- [Instruction]:
Go through the entries and say how many lines contain the string "Degraded". The number is the whole answer.

- [Data for processing]:
▼▼▼
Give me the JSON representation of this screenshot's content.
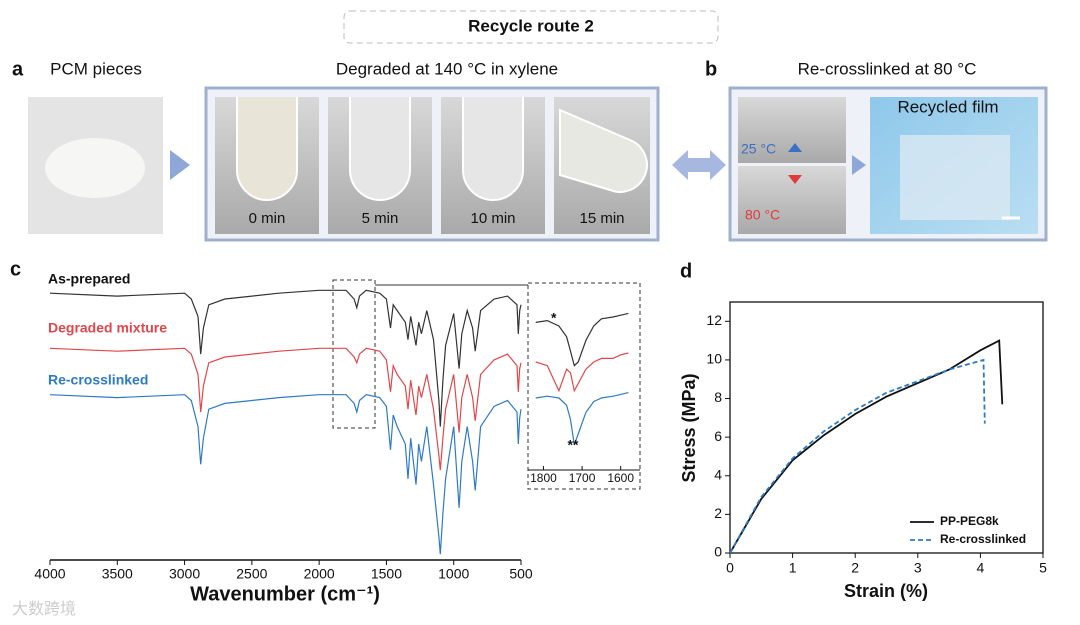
{
  "header": {
    "title": "Recycle route 2"
  },
  "panel_a": {
    "label": "a",
    "pieces_label": "PCM pieces",
    "degraded_label": "Degraded at 140 °C in xylene",
    "times": [
      "0 min",
      "5 min",
      "10 min",
      "15 min"
    ]
  },
  "panel_b": {
    "label": "b",
    "title": "Re-crosslinked at 80 °C",
    "cold": "25 °C",
    "hot": "80 °C",
    "film_label": "Recycled film"
  },
  "watermark": "大数跨境",
  "chart_data": [
    {
      "type": "line",
      "panel_label": "c",
      "xlabel": "Wavenumber (cm⁻¹)",
      "xlim": [
        4000,
        500
      ],
      "xticks": [
        4000,
        3500,
        3000,
        2500,
        2000,
        1500,
        1000,
        500
      ],
      "ylim": [
        0,
        100
      ],
      "x": [
        4000,
        3500,
        3000,
        2950,
        2900,
        2880,
        2860,
        2820,
        2700,
        2500,
        2300,
        2000,
        1800,
        1740,
        1720,
        1700,
        1650,
        1550,
        1500,
        1470,
        1450,
        1420,
        1360,
        1340,
        1320,
        1280,
        1260,
        1240,
        1200,
        1150,
        1110,
        1100,
        1080,
        1060,
        1000,
        960,
        940,
        900,
        860,
        840,
        800,
        700,
        600,
        530,
        520,
        510,
        500
      ],
      "series": [
        {
          "name": "As-prepared",
          "color": "#333333",
          "values": [
            92,
            91,
            92,
            90,
            84,
            71,
            80,
            88,
            90,
            91,
            92,
            93,
            93,
            90,
            87,
            91,
            93,
            92,
            90,
            80,
            88,
            86,
            82,
            76,
            84,
            74,
            82,
            78,
            86,
            76,
            55,
            46,
            62,
            74,
            85,
            66,
            78,
            86,
            80,
            72,
            86,
            90,
            91,
            88,
            78,
            86,
            88
          ]
        },
        {
          "name": "Degraded mixture",
          "color": "#e0474c",
          "values": [
            73,
            72,
            73,
            71,
            64,
            51,
            60,
            68,
            70,
            71,
            72,
            73,
            73,
            70,
            68,
            71,
            73,
            72,
            69,
            58,
            67,
            64,
            60,
            52,
            62,
            50,
            60,
            56,
            64,
            52,
            36,
            31,
            42,
            52,
            64,
            44,
            56,
            64,
            56,
            48,
            64,
            69,
            71,
            67,
            58,
            66,
            68
          ]
        },
        {
          "name": "Re-crosslinked",
          "color": "#2f7ac4",
          "values": [
            57,
            56,
            57,
            55,
            46,
            33,
            42,
            52,
            54,
            55,
            56,
            57,
            57,
            54,
            51,
            55,
            57,
            56,
            53,
            38,
            50,
            46,
            40,
            28,
            42,
            26,
            40,
            34,
            46,
            26,
            8,
            2,
            16,
            28,
            46,
            18,
            34,
            46,
            34,
            24,
            46,
            53,
            55,
            51,
            40,
            49,
            52
          ]
        }
      ]
    },
    {
      "type": "line",
      "xlim": [
        1840,
        1550
      ],
      "xticks": [
        1800,
        1700,
        1600
      ],
      "ylim": [
        0,
        100
      ],
      "x": [
        1820,
        1790,
        1760,
        1740,
        1730,
        1720,
        1710,
        1690,
        1670,
        1650,
        1620,
        1600,
        1580
      ],
      "series": [
        {
          "color": "#333333",
          "values": [
            82,
            83,
            80,
            74,
            66,
            58,
            60,
            72,
            80,
            84,
            85,
            86,
            87
          ]
        },
        {
          "color": "#e0474c",
          "values": [
            60,
            58,
            44,
            56,
            54,
            44,
            48,
            56,
            60,
            62,
            62,
            64,
            65
          ]
        },
        {
          "color": "#2f7ac4",
          "values": [
            40,
            41,
            40,
            36,
            28,
            14,
            20,
            32,
            38,
            40,
            41,
            42,
            43
          ]
        }
      ],
      "annotations": [
        "*",
        "**"
      ]
    },
    {
      "type": "line",
      "panel_label": "d",
      "xlabel": "Strain (%)",
      "ylabel": "Stress (MPa)",
      "xlim": [
        0,
        5
      ],
      "xticks": [
        0,
        1,
        2,
        3,
        4,
        5
      ],
      "ylim": [
        0,
        13
      ],
      "yticks": [
        0,
        2,
        4,
        6,
        8,
        10,
        12
      ],
      "legend": "lower right",
      "series": [
        {
          "name": "PP-PEG8k",
          "color": "#111111",
          "linestyle": "solid",
          "x": [
            0,
            0.5,
            1,
            1.5,
            2,
            2.5,
            3,
            3.5,
            4,
            4.3,
            4.35
          ],
          "values": [
            0,
            2.8,
            4.8,
            6.1,
            7.2,
            8.1,
            8.8,
            9.5,
            10.5,
            11,
            7.7
          ]
        },
        {
          "name": "Re-crosslinked",
          "color": "#2f7ac4",
          "linestyle": "dashed",
          "x": [
            0,
            0.5,
            1,
            1.5,
            2,
            2.5,
            3,
            3.5,
            4.05,
            4.07
          ],
          "values": [
            0,
            2.9,
            4.9,
            6.3,
            7.4,
            8.3,
            8.9,
            9.5,
            10,
            6.7
          ]
        }
      ]
    }
  ]
}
▲▲▲
- [Task output]:
2